> _Work to complete_: Identify each line below containing the string "Vermeiden" and copy it.

[Collection entries]
• • • • • • •

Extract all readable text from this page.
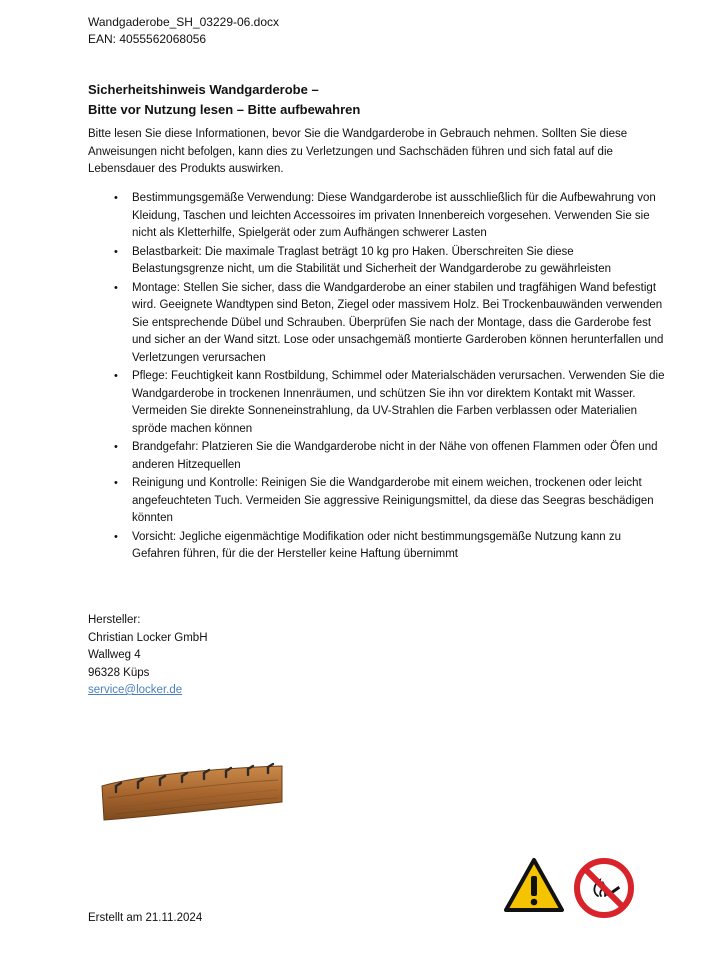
Wandgaderobe_SH_03229-06.docx
EAN: 4055562068056
Sicherheitshinweis Wandgarderobe –
Bitte vor Nutzung lesen – Bitte aufbewahren
Bitte lesen Sie diese Informationen, bevor Sie die Wandgarderobe in Gebrauch nehmen. Sollten Sie diese Anweisungen nicht befolgen, kann dies zu Verletzungen und Sachschäden führen und sich fatal auf die Lebensdauer des Produkts auswirken.
• Bestimmungsgemäße Verwendung: Diese Wandgarderobe ist ausschließlich für die Aufbewahrung von Kleidung, Taschen und leichten Accessoires im privaten Innenbereich vorgesehen. Verwenden Sie sie nicht als Kletterhilfe, Spielgerät oder zum Aufhängen schwerer Lasten
• Belastbarkeit: Die maximale Traglast beträgt 10 kg pro Haken. Überschreiten Sie diese Belastungsgrenze nicht, um die Stabilität und Sicherheit der Wandgarderobe zu gewährleisten
• Montage: Stellen Sie sicher, dass die Wandgarderobe an einer stabilen und tragfähigen Wand befestigt wird. Geeignete Wandtypen sind Beton, Ziegel oder massivem Holz. Bei Trockenbauwänden verwenden Sie entsprechende Dübel und Schrauben. Überprüfen Sie nach der Montage, dass die Garderobe fest und sicher an der Wand sitzt. Lose oder unsachgemäß montierte Garderoben können herunterfallen und Verletzungen verursachen
• Pflege: Feuchtigkeit kann Rostbildung, Schimmel oder Materialschäden verursachen. Verwenden Sie die Wandgarderobe in trockenen Innenräumen, und schützen Sie ihn vor direktem Kontakt mit Wasser. Vermeiden Sie direkte Sonneneinstrahlung, da UV-Strahlen die Farben verblassen oder Materialien spröde machen können
• Brandgefahr: Platzieren Sie die Wandgarderobe nicht in der Nähe von offenen Flammen oder Öfen und anderen Hitzequellen
• Reinigung und Kontrolle: Reinigen Sie die Wandgarderobe mit einem weichen, trockenen oder leicht angefeuchteten Tuch. Vermeiden Sie aggressive Reinigungsmittel, da diese das Seegras beschädigen könnten
• Vorsicht: Jegliche eigenmächtige Modifikation oder nicht bestimmungsgemäße Nutzung kann zu Gefahren führen, für die der Hersteller keine Haftung übernimmt
Hersteller:
Christian Locker GmbH
Wallweg 4
96328 Küps
service@locker.de
Erstellt am 21.11.2024
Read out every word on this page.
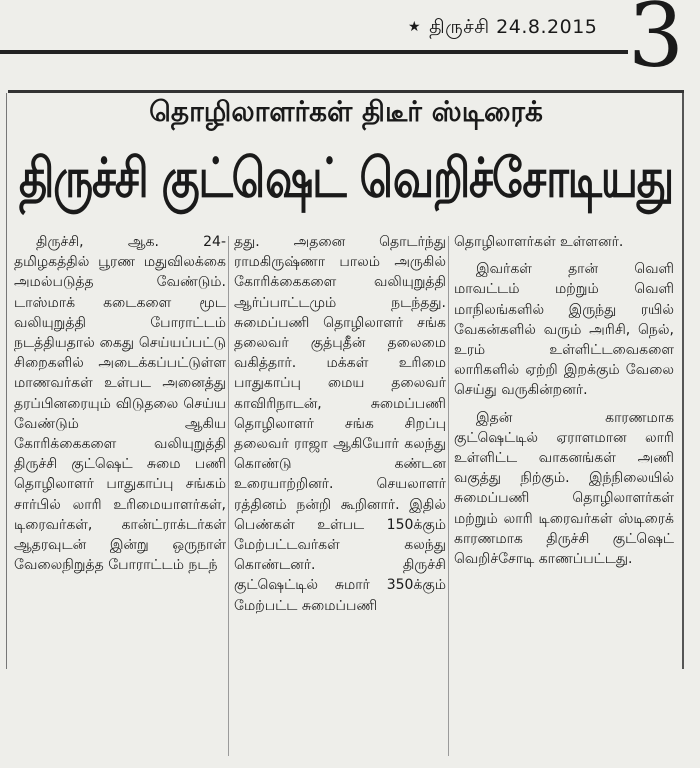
★ திருச்சி 24.8.2015 3
தொழிலாளர்கள் திடீர் ஸ்டிரைக்
திருச்சி குட்ஷெட் வெறிச்சோடியது

திருச்சி, ஆக. 24- தமிழகத்தில் பூரண மதுவிலக்கை அமல்படுத்த வேண்டும். டாஸ்மாக் கடைகளை மூட வலியுறுத்தி போராட்டம் நடத்தியதால் கைது செய்யப்பட்டு சிறைகளில் அடைக்கப்பட்டுள்ள மாணவர்கள் உள்பட அனைத்து தரப்பினரையும் விடுதலை செய்ய வேண்டும் ஆகிய கோரிக்கைகளை வலியுறுத்தி திருச்சி குட்ஷெட் சுமை பணி தொழிலாளர் பாதுகாப்பு சங்கம் சார்பில் லாரி உரிமையாளர்கள், டிரைவர்கள், கான்ட்ராக்டர்கள் ஆதரவுடன் இன்று ஒருநாள் வேலைநிறுத்த போராட்டம் நடந்

தது. அதனை தொடர்ந்து ராமகிருஷ்ணா பாலம் அருகில் கோரிக்கைகளை வலியுறுத்தி ஆர்ப்பாட்டமும் நடந்தது. சுமைப்பணி தொழிலாளர் சங்க தலைவர் குத்புதீன் தலைமை வகித்தார். மக்கள் உரிமை பாதுகாப்பு மைய தலைவர் காவிரிநாடன், சுமைப்பணி தொழிலாளர் சங்க சிறப்பு தலைவர் ராஜா ஆகியோர் கலந்து கொண்டு கண்டன உரையாற்றினர். செயலாளர் ரத்தினம் நன்றி கூறினார். இதில் பெண்கள் உள்பட 150க்கும் மேற்பட்டவர்கள் கலந்து கொண்டனர். திருச்சி குட்ஷெட்டில் சுமார் 350க்கும் மேற்பட்ட சுமைப்பணி

தொழிலாளர்கள் உள்ளனர்.

இவர்கள் தான் வெளி மாவட்டம் மற்றும் வெளி மாநிலங்களில் இருந்து ரயில் வேகன்களில் வரும் அரிசி, நெல், உரம் உள்ளிட்டவைகளை லாரிகளில் ஏற்றி இறக்கும் வேலை செய்து வருகின்றனர்.

இதன் காரணமாக குட்ஷெட்டில் ஏராளமான லாரி உள்ளிட்ட வாகனங்கள் அணி வகுத்து நிற்கும். இந்நிலையில் சுமைப்பணி தொழிலாளர்கள் மற்றும் லாரி டிரைவர்கள் ஸ்டிரைக் காரணமாக திருச்சி குட்ஷெட் வெறிச்சோடி காணப்பட்டது.
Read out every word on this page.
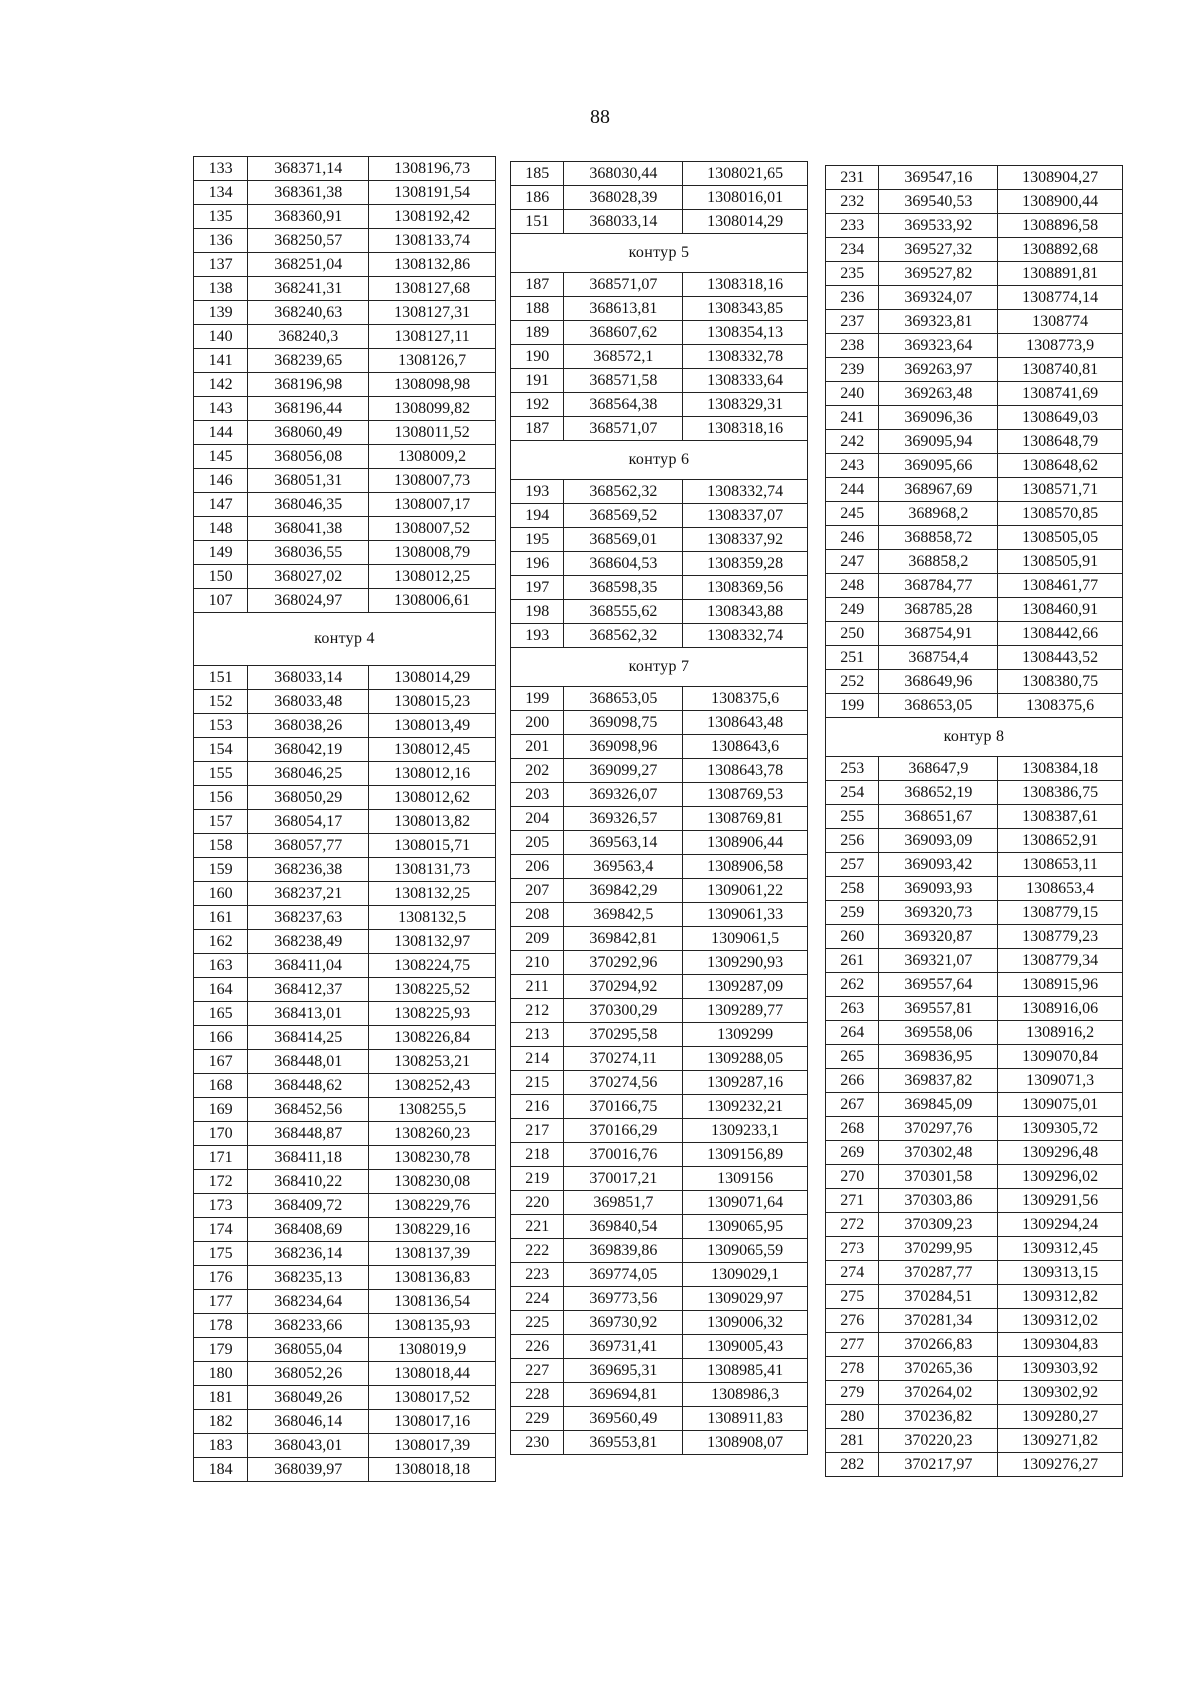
88
133	368371,14	1308196,73
134	368361,38	1308191,54
135	368360,91	1308192,42
136	368250,57	1308133,74
137	368251,04	1308132,86
138	368241,31	1308127,68
139	368240,63	1308127,31
140	368240,3	1308127,11
141	368239,65	1308126,7
142	368196,98	1308098,98
143	368196,44	1308099,82
144	368060,49	1308011,52
145	368056,08	1308009,2
146	368051,31	1308007,73
147	368046,35	1308007,17
148	368041,38	1308007,52
149	368036,55	1308008,79
150	368027,02	1308012,25
107	368024,97	1308006,61
контур 4		
151	368033,14	1308014,29
152	368033,48	1308015,23
153	368038,26	1308013,49
154	368042,19	1308012,45
155	368046,25	1308012,16
156	368050,29	1308012,62
157	368054,17	1308013,82
158	368057,77	1308015,71
159	368236,38	1308131,73
160	368237,21	1308132,25
161	368237,63	1308132,5
162	368238,49	1308132,97
163	368411,04	1308224,75
164	368412,37	1308225,52
165	368413,01	1308225,93
166	368414,25	1308226,84
167	368448,01	1308253,21
168	368448,62	1308252,43
169	368452,56	1308255,5
170	368448,87	1308260,23
171	368411,18	1308230,78
172	368410,22	1308230,08
173	368409,72	1308229,76
174	368408,69	1308229,16
175	368236,14	1308137,39
176	368235,13	1308136,83
177	368234,64	1308136,54
178	368233,66	1308135,93
179	368055,04	1308019,9
180	368052,26	1308018,44
181	368049,26	1308017,52
182	368046,14	1308017,16
183	368043,01	1308017,39
184	368039,97	1308018,18
185	368030,44	1308021,65
186	368028,39	1308016,01
151	368033,14	1308014,29
контур 5		
187	368571,07	1308318,16
188	368613,81	1308343,85
189	368607,62	1308354,13
190	368572,1	1308332,78
191	368571,58	1308333,64
192	368564,38	1308329,31
187	368571,07	1308318,16
контур 6		
193	368562,32	1308332,74
194	368569,52	1308337,07
195	368569,01	1308337,92
196	368604,53	1308359,28
197	368598,35	1308369,56
198	368555,62	1308343,88
193	368562,32	1308332,74
контур 7		
199	368653,05	1308375,6
200	369098,75	1308643,48
201	369098,96	1308643,6
202	369099,27	1308643,78
203	369326,07	1308769,53
204	369326,57	1308769,81
205	369563,14	1308906,44
206	369563,4	1308906,58
207	369842,29	1309061,22
208	369842,5	1309061,33
209	369842,81	1309061,5
210	370292,96	1309290,93
211	370294,92	1309287,09
212	370300,29	1309289,77
213	370295,58	1309299
214	370274,11	1309288,05
215	370274,56	1309287,16
216	370166,75	1309232,21
217	370166,29	1309233,1
218	370016,76	1309156,89
219	370017,21	1309156
220	369851,7	1309071,64
221	369840,54	1309065,95
222	369839,86	1309065,59
223	369774,05	1309029,1
224	369773,56	1309029,97
225	369730,92	1309006,32
226	369731,41	1309005,43
227	369695,31	1308985,41
228	369694,81	1308986,3
229	369560,49	1308911,83
230	369553,81	1308908,07
231	369547,16	1308904,27
232	369540,53	1308900,44
233	369533,92	1308896,58
234	369527,32	1308892,68
235	369527,82	1308891,81
236	369324,07	1308774,14
237	369323,81	1308774
238	369323,64	1308773,9
239	369263,97	1308740,81
240	369263,48	1308741,69
241	369096,36	1308649,03
242	369095,94	1308648,79
243	369095,66	1308648,62
244	368967,69	1308571,71
245	368968,2	1308570,85
246	368858,72	1308505,05
247	368858,2	1308505,91
248	368784,77	1308461,77
249	368785,28	1308460,91
250	368754,91	1308442,66
251	368754,4	1308443,52
252	368649,96	1308380,75
199	368653,05	1308375,6
контур 8		
253	368647,9	1308384,18
254	368652,19	1308386,75
255	368651,67	1308387,61
256	369093,09	1308652,91
257	369093,42	1308653,11
258	369093,93	1308653,4
259	369320,73	1308779,15
260	369320,87	1308779,23
261	369321,07	1308779,34
262	369557,64	1308915,96
263	369557,81	1308916,06
264	369558,06	1308916,2
265	369836,95	1309070,84
266	369837,82	1309071,3
267	369845,09	1309075,01
268	370297,76	1309305,72
269	370302,48	1309296,48
270	370301,58	1309296,02
271	370303,86	1309291,56
272	370309,23	1309294,24
273	370299,95	1309312,45
274	370287,77	1309313,15
275	370284,51	1309312,82
276	370281,34	1309312,02
277	370266,83	1309304,83
278	370265,36	1309303,92
279	370264,02	1309302,92
280	370236,82	1309280,27
281	370220,23	1309271,82
282	370217,97	1309276,27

• • • • • • •

> _Exercise answer_:
• Pflege: Feuchtigkeit kann Rostbildung, Schimmel oder Materialschäden verursachen. Verwenden Sie die Wandgarderobe in trockenen Innenräumen, und schützen Sie ihn vor direktem Kontakt mit Wasser. Vermeiden Sie direkte Sonneneinstrahlung, da UV-Strahlen die Farben verblassen oder Materialien spröde machen können
• Reinigung und Kontrolle: Reinigen Sie die Wandgarderobe mit einem weichen, trockenen oder leicht angefeuchteten Tuch. Vermeiden Sie aggressive Reinigungsmittel, da diese das Seegras beschädigen könnten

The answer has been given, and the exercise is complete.